## [WRITTEN REQUEST]
Restate each of the lines given below, word for word.

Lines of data
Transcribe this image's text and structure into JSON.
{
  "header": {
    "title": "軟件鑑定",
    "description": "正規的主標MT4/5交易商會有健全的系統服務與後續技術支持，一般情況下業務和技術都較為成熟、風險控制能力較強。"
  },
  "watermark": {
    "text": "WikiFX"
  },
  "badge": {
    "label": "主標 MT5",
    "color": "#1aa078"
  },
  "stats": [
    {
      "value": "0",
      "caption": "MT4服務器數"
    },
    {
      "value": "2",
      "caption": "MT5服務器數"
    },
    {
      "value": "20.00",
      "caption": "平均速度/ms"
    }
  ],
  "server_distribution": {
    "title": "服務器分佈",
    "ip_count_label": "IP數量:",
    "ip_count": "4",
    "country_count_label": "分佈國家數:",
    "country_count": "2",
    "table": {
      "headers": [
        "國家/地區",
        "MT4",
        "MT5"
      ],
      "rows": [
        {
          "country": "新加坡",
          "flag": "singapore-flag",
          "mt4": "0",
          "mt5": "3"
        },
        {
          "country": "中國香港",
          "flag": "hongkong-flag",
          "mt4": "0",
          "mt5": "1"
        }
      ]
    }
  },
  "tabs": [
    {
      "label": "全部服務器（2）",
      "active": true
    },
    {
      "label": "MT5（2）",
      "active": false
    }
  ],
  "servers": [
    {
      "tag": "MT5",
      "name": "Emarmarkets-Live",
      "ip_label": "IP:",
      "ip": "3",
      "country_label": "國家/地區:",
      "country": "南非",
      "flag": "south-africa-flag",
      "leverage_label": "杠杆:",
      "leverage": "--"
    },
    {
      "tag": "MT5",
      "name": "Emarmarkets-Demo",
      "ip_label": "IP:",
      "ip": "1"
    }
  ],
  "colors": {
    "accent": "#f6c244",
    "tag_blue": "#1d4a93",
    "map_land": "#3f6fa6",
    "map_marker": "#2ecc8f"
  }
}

## [SOLUTION TO THE PROBLEM]
Transcribe this image's text and structure into JSON.
{
  "header": {
    "title": "軟件鑑定",
    "description": "正規的主標MT4/5交易商會有健全的系統服務與後續技術支持，一般情況下業務和技術都較為成熟、風險控制能力較強。"
  },
  "watermark": {
    "text": "WikiFX"
  },
  "badge": {
    "label": "主標 MT5",
    "color": "#1aa078"
  },
  "stats": [
    {
      "value": "0",
      "caption": "MT4服務器數"
    },
    {
      "value": "2",
      "caption": "MT5服務器數"
    },
    {
      "value": "20.00",
      "caption": "平均速度/ms"
    }
  ],
  "server_distribution": {
    "title": "服務器分佈",
    "ip_count_label": "IP數量:",
    "ip_count": "4",
    "country_count_label": "分佈國家數:",
    "country_count": "2",
    "table": {
      "headers": [
        "國家/地區",
        "MT4",
        "MT5"
      ],
      "rows": [
        {
          "country": "新加坡",
          "flag": "singapore-flag",
          "mt4": "0",
          "mt5": "3"
        },
        {
          "country": "中國香港",
          "flag": "hongkong-flag",
          "mt4": "0",
          "mt5": "1"
        }
      ]
    }
  },
  "tabs": [
    {
      "label": "全部服務器（2）",
      "active": true
    },
    {
      "label": "MT5（2）",
      "active": false
    }
  ],
  "servers": [
    {
      "tag": "MT5",
      "name": "Emarmarkets-Live",
      "ip_label": "IP:",
      "ip": "3",
      "country_label": "國家/地區:",
      "country": "南非",
      "flag": "south-africa-flag",
      "leverage_label": "杠杆:",
      "leverage": "--"
    },
    {
      "tag": "MT5",
      "name": "Emarmarkets-Demo",
      "ip_label": "IP:",
      "ip": "1"
    }
  ],
  "colors": {
    "accent": "#f6c244",
    "tag_blue": "#1d4a93",
    "map_land": "#3f6fa6",
    "map_marker": "#2ecc8f"
  }
}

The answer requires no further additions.